Write out the full set of records below exactly.

──────── INPUT ROWS

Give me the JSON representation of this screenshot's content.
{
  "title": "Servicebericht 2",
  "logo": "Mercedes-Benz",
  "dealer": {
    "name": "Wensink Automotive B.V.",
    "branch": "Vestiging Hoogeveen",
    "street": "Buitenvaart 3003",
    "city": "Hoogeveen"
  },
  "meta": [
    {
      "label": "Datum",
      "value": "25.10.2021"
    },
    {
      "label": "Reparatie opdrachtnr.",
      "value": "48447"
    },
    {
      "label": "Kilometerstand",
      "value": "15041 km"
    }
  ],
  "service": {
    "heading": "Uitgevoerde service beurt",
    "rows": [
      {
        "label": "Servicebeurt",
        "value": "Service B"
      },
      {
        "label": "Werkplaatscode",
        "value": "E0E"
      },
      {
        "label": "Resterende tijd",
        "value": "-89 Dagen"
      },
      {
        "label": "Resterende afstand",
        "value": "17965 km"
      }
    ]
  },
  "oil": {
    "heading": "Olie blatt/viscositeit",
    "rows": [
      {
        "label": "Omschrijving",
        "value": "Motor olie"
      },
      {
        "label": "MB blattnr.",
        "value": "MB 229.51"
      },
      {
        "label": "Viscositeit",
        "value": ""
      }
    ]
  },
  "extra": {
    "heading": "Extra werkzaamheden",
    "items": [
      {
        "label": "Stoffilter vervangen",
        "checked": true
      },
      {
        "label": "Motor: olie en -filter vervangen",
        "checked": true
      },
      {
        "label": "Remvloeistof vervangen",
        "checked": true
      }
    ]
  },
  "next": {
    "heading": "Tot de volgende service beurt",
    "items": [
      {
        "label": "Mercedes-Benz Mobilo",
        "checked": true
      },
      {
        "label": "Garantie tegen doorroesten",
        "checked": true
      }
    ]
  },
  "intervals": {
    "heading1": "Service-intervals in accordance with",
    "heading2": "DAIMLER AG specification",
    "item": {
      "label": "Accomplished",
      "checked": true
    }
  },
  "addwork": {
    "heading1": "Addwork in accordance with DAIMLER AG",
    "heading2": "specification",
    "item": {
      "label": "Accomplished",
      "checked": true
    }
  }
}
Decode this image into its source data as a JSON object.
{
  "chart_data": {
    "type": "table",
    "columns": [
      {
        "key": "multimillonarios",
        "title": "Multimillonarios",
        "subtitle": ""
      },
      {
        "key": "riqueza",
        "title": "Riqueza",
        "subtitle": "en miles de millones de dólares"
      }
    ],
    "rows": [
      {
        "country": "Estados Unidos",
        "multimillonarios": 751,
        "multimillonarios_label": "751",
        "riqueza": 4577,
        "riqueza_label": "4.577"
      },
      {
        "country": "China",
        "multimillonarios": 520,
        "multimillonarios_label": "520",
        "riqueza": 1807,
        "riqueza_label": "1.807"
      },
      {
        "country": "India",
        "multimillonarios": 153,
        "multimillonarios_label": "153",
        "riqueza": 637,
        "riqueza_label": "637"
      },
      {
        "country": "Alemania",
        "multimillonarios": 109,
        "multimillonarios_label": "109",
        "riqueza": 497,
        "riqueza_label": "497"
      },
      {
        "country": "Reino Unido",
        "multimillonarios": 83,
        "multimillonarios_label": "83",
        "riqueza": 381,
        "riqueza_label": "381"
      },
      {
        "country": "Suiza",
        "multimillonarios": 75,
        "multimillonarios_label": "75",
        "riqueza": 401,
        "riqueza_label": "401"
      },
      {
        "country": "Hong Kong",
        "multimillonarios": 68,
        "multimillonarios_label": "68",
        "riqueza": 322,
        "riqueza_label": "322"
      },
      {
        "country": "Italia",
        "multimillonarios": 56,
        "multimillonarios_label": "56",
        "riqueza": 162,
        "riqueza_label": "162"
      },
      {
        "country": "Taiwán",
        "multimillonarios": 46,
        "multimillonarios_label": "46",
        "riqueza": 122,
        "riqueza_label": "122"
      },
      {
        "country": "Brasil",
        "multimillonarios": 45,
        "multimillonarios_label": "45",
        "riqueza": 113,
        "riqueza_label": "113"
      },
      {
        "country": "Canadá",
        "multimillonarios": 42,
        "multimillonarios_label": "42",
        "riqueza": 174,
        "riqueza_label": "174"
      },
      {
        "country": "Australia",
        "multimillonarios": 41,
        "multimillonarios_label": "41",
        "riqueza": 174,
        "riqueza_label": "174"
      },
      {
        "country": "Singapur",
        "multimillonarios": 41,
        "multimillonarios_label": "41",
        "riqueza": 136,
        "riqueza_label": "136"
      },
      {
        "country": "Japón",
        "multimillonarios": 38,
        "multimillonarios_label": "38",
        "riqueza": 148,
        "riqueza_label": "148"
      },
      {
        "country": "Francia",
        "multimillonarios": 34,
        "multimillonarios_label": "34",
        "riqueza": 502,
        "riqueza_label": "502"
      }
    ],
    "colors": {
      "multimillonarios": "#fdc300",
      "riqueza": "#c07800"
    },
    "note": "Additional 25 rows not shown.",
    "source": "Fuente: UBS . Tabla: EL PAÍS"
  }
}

────────────────

» ANSWER
Give me the JSON representation of this screenshot's content.
{
  "title": "Servicebericht 2",
  "logo": "Mercedes-Benz",
  "dealer": {
    "name": "Wensink Automotive B.V.",
    "branch": "Vestiging Hoogeveen",
    "street": "Buitenvaart 3003",
    "city": "Hoogeveen"
  },
  "meta": [
    {
      "label": "Datum",
      "value": "25.10.2021"
    },
    {
      "label": "Reparatie opdrachtnr.",
      "value": "48447"
    },
    {
      "label": "Kilometerstand",
      "value": "15041 km"
    }
  ],
  "service": {
    "heading": "Uitgevoerde service beurt",
    "rows": [
      {
        "label": "Servicebeurt",
        "value": "Service B"
      },
      {
        "label": "Werkplaatscode",
        "value": "E0E"
      },
      {
        "label": "Resterende tijd",
        "value": "-89 Dagen"
      },
      {
        "label": "Resterende afstand",
        "value": "17965 km"
      }
    ]
  },
  "oil": {
    "heading": "Olie blatt/viscositeit",
    "rows": [
      {
        "label": "Omschrijving",
        "value": "Motor olie"
      },
      {
        "label": "MB blattnr.",
        "value": "MB 229.51"
      },
      {
        "label": "Viscositeit",
        "value": ""
      }
    ]
  },
  "extra": {
    "heading": "Extra werkzaamheden",
    "items": [
      {
        "label": "Stoffilter vervangen",
        "checked": true
      },
      {
        "label": "Motor: olie en -filter vervangen",
        "checked": true
      },
      {
        "label": "Remvloeistof vervangen",
        "checked": true
      }
    ]
  },
  "next": {
    "heading": "Tot de volgende service beurt",
    "items": [
      {
        "label": "Mercedes-Benz Mobilo",
        "checked": true
      },
      {
        "label": "Garantie tegen doorroesten",
        "checked": true
      }
    ]
  },
  "intervals": {
    "heading1": "Service-intervals in accordance with",
    "heading2": "DAIMLER AG specification",
    "item": {
      "label": "Accomplished",
      "checked": true
    }
  },
  "addwork": {
    "heading1": "Addwork in accordance with DAIMLER AG",
    "heading2": "specification",
    "item": {
      "label": "Accomplished",
      "checked": true
    }
  }
}
Decode this image into its source data as a JSON object.
{
  "chart_data": {
    "type": "table",
    "columns": [
      {
        "key": "multimillonarios",
        "title": "Multimillonarios",
        "subtitle": ""
      },
      {
        "key": "riqueza",
        "title": "Riqueza",
        "subtitle": "en miles de millones de dólares"
      }
    ],
    "rows": [
      {
        "country": "Estados Unidos",
        "multimillonarios": 751,
        "multimillonarios_label": "751",
        "riqueza": 4577,
        "riqueza_label": "4.577"
      },
      {
        "country": "China",
        "multimillonarios": 520,
        "multimillonarios_label": "520",
        "riqueza": 1807,
        "riqueza_label": "1.807"
      },
      {
        "country": "India",
        "multimillonarios": 153,
        "multimillonarios_label": "153",
        "riqueza": 637,
        "riqueza_label": "637"
      },
      {
        "country": "Alemania",
        "multimillonarios": 109,
        "multimillonarios_label": "109",
        "riqueza": 497,
        "riqueza_label": "497"
      },
      {
        "country": "Reino Unido",
        "multimillonarios": 83,
        "multimillonarios_label": "83",
        "riqueza": 381,
        "riqueza_label": "381"
      },
      {
        "country": "Suiza",
        "multimillonarios": 75,
        "multimillonarios_label": "75",
        "riqueza": 401,
        "riqueza_label": "401"
      },
      {
        "country": "Hong Kong",
        "multimillonarios": 68,
        "multimillonarios_label": "68",
        "riqueza": 322,
        "riqueza_label": "322"
      },
      {
        "country": "Italia",
        "multimillonarios": 56,
        "multimillonarios_label": "56",
        "riqueza": 162,
        "riqueza_label": "162"
      },
      {
        "country": "Taiwán",
        "multimillonarios": 46,
        "multimillonarios_label": "46",
        "riqueza": 122,
        "riqueza_label": "122"
      },
      {
        "country": "Brasil",
        "multimillonarios": 45,
        "multimillonarios_label": "45",
        "riqueza": 113,
        "riqueza_label": "113"
      },
      {
        "country": "Canadá",
        "multimillonarios": 42,
        "multimillonarios_label": "42",
        "riqueza": 174,
        "riqueza_label": "174"
      },
      {
        "country": "Australia",
        "multimillonarios": 41,
        "multimillonarios_label": "41",
        "riqueza": 174,
        "riqueza_label": "174"
      },
      {
        "country": "Singapur",
        "multimillonarios": 41,
        "multimillonarios_label": "41",
        "riqueza": 136,
        "riqueza_label": "136"
      },
      {
        "country": "Japón",
        "multimillonarios": 38,
        "multimillonarios_label": "38",
        "riqueza": 148,
        "riqueza_label": "148"
      },
      {
        "country": "Francia",
        "multimillonarios": 34,
        "multimillonarios_label": "34",
        "riqueza": 502,
        "riqueza_label": "502"
      }
    ],
    "colors": {
      "multimillonarios": "#fdc300",
      "riqueza": "#c07800"
    },
    "note": "Additional 25 rows not shown.",
    "source": "Fuente: UBS . Tabla: EL PAÍS"
  }
}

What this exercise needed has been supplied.